*LISTED RECORDS*.
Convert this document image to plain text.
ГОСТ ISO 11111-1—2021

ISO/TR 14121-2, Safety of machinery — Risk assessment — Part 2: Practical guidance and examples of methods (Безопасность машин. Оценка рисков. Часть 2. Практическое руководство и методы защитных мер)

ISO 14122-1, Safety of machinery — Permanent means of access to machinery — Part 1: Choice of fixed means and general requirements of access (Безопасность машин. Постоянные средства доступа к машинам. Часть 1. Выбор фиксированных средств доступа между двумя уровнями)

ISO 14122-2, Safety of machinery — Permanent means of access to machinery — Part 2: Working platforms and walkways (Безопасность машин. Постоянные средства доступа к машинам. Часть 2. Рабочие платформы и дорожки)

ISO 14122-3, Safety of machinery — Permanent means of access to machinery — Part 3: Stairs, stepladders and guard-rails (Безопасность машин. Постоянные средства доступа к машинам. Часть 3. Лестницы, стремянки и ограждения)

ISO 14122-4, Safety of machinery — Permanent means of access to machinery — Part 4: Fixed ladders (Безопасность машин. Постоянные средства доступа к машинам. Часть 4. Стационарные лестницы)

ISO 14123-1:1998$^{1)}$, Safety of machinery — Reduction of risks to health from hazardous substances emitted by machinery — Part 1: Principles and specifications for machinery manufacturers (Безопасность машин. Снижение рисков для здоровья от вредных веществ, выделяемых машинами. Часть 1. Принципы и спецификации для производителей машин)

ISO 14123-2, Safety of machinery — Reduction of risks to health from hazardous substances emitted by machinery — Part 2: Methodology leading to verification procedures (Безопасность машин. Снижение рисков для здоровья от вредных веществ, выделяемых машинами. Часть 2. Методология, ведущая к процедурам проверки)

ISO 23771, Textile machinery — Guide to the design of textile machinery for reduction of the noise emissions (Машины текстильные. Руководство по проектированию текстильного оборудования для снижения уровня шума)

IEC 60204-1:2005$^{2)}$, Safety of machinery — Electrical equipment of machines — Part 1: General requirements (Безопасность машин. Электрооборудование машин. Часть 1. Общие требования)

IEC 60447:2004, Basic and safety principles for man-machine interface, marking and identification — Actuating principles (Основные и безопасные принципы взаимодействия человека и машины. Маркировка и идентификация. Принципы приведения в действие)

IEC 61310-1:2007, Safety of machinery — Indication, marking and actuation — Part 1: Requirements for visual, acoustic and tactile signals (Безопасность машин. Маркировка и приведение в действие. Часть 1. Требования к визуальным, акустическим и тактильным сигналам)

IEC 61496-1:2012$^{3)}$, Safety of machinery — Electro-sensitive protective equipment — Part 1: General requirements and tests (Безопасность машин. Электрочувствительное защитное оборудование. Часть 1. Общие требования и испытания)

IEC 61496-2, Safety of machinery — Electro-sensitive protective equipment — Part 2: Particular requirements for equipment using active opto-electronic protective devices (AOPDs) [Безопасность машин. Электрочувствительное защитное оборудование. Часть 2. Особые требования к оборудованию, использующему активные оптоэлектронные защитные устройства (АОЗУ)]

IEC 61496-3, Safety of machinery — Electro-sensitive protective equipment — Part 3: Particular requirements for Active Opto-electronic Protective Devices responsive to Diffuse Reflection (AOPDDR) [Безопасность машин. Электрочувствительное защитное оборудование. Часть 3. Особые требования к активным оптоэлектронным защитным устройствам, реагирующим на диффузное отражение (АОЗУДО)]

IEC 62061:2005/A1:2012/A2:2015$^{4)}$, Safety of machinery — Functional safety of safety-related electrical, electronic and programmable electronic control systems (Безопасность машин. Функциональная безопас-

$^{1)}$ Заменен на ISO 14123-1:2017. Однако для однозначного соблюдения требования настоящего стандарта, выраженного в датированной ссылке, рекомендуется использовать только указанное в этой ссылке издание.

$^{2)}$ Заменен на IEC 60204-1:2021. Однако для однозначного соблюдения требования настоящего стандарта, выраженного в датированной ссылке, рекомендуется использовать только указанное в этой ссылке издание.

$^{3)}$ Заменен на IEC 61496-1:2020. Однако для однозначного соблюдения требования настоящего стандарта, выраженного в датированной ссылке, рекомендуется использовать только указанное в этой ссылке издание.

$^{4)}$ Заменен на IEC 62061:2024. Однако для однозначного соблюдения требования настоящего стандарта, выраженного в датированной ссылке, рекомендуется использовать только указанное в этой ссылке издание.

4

*EXERCISE AIM*. Where a line in the entries holds the word "Общие", copy that line.

*SOLUTION FOR THIS TASK*.
IEC 60204-1:2005$^{2)}$, Safety of machinery — Electrical equipment of machines — Part 1: General requirements (Безопасность машин. Электрооборудование машин. Часть 1. Общие требования)
IEC 61496-1:2012$^{3)}$, Safety of machinery — Electro-sensitive protective equipment — Part 1: General requirements and tests (Безопасность машин. Электрочувствительное защитное оборудование. Часть 1. Общие требования и испытания)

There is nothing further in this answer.